## Written task:
Pull every "usure" line out of the data below.
· · · · ·
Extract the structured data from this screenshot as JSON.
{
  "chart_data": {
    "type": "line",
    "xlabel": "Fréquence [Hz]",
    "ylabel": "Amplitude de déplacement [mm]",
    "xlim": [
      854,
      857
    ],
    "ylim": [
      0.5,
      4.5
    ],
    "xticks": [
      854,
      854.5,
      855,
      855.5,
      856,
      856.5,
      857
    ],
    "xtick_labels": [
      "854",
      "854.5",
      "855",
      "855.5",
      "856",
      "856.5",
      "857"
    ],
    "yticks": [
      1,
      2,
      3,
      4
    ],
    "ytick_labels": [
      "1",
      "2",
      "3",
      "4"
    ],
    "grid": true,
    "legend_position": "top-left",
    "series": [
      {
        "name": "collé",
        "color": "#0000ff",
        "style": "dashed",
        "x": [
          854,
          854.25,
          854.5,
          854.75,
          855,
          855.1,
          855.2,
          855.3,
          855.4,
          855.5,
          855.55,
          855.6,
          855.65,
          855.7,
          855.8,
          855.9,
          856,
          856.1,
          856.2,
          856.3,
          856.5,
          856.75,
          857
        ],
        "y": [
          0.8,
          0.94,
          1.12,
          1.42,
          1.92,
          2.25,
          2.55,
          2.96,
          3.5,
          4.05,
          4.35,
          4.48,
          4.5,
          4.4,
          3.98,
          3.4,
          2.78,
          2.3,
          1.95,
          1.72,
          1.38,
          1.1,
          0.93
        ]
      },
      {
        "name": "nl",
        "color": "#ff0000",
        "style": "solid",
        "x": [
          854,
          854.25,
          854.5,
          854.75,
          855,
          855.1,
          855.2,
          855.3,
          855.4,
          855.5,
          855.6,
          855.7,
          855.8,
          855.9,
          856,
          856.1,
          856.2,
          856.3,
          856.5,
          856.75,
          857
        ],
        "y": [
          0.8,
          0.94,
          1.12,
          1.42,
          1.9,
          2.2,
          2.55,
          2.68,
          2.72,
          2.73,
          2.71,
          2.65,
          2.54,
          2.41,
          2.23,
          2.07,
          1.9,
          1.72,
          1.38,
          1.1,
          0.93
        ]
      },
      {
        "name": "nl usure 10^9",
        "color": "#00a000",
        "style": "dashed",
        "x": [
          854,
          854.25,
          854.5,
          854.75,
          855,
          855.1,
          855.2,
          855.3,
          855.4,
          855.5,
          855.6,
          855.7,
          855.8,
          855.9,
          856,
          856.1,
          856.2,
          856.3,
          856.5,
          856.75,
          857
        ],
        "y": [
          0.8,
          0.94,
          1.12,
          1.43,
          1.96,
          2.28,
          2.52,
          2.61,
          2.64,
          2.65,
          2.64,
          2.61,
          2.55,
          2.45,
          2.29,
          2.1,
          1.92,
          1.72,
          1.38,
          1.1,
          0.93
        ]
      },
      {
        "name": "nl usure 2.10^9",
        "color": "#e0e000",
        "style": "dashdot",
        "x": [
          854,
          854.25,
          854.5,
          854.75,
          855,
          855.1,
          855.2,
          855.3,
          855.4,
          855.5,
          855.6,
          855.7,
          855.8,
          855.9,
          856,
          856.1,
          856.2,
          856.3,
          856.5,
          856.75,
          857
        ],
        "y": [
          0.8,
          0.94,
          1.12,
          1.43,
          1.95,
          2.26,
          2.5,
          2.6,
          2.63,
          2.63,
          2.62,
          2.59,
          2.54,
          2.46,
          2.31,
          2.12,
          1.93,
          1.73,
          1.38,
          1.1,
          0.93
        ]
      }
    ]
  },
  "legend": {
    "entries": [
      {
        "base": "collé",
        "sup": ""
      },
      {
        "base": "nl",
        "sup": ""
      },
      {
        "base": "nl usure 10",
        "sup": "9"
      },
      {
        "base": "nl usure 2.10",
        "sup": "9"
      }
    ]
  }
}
· · · · ·
## Exercise solution:
        "name": "nl usure 10^9",
        "name": "nl usure 2.10^9",
        "base": "nl usure 10",
        "base": "nl usure 2.10",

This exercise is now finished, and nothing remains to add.